Records that describe figures:
_ _ _
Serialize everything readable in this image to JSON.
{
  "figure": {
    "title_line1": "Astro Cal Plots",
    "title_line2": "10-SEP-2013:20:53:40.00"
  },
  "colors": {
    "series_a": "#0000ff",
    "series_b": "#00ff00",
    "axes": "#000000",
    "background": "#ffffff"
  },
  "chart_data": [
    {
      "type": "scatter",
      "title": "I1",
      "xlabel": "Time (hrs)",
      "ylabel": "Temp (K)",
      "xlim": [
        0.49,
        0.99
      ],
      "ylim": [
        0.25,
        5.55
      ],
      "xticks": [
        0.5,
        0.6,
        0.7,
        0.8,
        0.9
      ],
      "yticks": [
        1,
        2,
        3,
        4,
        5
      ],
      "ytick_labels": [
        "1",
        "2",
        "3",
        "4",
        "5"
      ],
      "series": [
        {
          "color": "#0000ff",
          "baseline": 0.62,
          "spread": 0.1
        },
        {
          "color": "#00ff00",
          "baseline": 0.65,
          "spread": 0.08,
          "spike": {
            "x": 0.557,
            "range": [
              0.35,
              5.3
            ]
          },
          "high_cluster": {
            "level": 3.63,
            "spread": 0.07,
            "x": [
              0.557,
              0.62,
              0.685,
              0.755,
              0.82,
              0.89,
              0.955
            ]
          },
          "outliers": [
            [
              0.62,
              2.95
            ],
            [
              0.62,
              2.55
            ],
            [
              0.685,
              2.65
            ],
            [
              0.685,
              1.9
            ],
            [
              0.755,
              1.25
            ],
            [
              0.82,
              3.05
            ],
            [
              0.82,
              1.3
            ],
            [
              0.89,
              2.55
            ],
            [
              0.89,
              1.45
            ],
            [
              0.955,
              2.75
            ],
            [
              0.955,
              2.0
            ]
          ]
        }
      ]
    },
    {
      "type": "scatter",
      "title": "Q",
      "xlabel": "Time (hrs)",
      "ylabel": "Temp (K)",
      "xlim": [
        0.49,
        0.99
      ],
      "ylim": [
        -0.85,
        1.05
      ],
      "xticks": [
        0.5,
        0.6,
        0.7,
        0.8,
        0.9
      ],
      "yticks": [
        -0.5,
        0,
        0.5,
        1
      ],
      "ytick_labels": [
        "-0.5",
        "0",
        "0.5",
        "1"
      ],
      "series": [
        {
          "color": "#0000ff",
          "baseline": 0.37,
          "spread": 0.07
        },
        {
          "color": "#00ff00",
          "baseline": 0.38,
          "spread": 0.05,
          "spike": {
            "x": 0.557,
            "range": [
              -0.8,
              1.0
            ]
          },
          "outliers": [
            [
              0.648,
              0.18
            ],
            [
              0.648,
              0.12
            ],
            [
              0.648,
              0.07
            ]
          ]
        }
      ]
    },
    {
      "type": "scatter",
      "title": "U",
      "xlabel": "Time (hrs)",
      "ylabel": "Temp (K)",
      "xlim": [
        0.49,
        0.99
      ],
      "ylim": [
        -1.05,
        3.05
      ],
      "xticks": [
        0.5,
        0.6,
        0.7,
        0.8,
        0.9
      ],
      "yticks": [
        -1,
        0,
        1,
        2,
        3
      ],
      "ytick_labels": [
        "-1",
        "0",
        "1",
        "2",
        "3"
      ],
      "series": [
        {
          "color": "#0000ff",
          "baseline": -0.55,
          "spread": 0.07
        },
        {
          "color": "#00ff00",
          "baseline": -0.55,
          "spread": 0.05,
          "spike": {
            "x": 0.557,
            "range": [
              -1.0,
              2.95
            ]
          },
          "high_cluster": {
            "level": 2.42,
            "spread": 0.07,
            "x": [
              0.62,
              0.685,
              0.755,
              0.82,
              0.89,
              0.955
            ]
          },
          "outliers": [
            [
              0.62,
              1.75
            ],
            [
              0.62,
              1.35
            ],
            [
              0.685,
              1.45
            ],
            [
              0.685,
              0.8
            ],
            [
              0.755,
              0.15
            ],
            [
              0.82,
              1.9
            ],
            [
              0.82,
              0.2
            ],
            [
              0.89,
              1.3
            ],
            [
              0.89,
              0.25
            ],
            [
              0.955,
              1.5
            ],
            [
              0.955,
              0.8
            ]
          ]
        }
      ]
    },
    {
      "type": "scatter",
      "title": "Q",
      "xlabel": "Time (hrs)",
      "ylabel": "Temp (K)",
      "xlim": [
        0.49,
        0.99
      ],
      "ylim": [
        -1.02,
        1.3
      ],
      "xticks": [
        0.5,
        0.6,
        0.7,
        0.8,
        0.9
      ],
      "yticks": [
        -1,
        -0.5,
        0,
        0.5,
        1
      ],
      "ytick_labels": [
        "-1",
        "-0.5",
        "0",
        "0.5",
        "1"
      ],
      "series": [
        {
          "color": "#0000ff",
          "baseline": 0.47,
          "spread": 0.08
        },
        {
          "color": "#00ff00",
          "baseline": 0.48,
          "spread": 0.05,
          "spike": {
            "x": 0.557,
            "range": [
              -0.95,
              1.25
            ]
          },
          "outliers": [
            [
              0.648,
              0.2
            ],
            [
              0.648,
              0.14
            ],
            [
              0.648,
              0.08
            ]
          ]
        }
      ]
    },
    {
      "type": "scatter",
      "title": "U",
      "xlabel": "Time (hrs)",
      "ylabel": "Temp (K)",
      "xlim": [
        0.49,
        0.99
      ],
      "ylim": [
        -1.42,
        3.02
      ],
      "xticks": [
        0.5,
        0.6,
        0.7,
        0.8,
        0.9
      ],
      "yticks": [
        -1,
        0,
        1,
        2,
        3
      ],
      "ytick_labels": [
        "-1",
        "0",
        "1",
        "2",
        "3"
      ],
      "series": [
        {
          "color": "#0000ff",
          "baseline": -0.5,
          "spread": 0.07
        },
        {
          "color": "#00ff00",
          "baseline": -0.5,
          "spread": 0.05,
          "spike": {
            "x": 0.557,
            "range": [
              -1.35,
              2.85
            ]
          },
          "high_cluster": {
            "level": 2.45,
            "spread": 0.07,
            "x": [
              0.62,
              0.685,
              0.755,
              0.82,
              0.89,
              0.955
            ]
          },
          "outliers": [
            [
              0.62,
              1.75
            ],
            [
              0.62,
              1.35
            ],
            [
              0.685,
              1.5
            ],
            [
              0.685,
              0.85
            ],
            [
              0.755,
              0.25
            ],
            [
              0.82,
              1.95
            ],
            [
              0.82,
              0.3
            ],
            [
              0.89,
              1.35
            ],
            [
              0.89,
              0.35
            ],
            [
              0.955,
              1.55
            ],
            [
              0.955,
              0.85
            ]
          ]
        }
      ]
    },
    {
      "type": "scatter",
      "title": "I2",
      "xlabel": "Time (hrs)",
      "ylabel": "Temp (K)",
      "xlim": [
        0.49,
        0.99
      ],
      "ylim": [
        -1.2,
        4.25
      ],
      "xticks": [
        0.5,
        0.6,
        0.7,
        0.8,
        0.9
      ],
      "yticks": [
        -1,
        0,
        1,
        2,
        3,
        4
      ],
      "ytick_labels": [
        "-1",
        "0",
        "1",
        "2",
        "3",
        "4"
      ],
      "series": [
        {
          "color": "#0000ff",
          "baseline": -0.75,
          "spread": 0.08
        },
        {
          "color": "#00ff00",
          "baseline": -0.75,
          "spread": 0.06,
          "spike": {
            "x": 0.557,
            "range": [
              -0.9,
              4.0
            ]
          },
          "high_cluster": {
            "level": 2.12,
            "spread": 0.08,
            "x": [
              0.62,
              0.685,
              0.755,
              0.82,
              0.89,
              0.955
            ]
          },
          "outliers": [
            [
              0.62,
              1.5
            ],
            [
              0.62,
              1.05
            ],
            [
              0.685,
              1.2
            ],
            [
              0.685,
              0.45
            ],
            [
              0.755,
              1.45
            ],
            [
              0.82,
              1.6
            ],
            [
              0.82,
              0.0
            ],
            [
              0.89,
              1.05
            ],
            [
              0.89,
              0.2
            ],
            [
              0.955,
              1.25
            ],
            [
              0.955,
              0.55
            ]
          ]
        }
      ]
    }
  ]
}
_ _ _
[EXERCISE PROMPT]: Extract, from the material above, each line holding the word "baseline".

[EXERCISE RESULT]:
          "baseline": 0.62,
          "baseline": 0.65,
          "baseline": 0.37,
          "baseline": 0.38,
          "baseline": -0.55,
          "baseline": -0.55,
          "baseline": 0.47,
          "baseline": 0.48,
          "baseline": -0.5,
          "baseline": -0.5,
          "baseline": -0.75,
          "baseline": -0.75,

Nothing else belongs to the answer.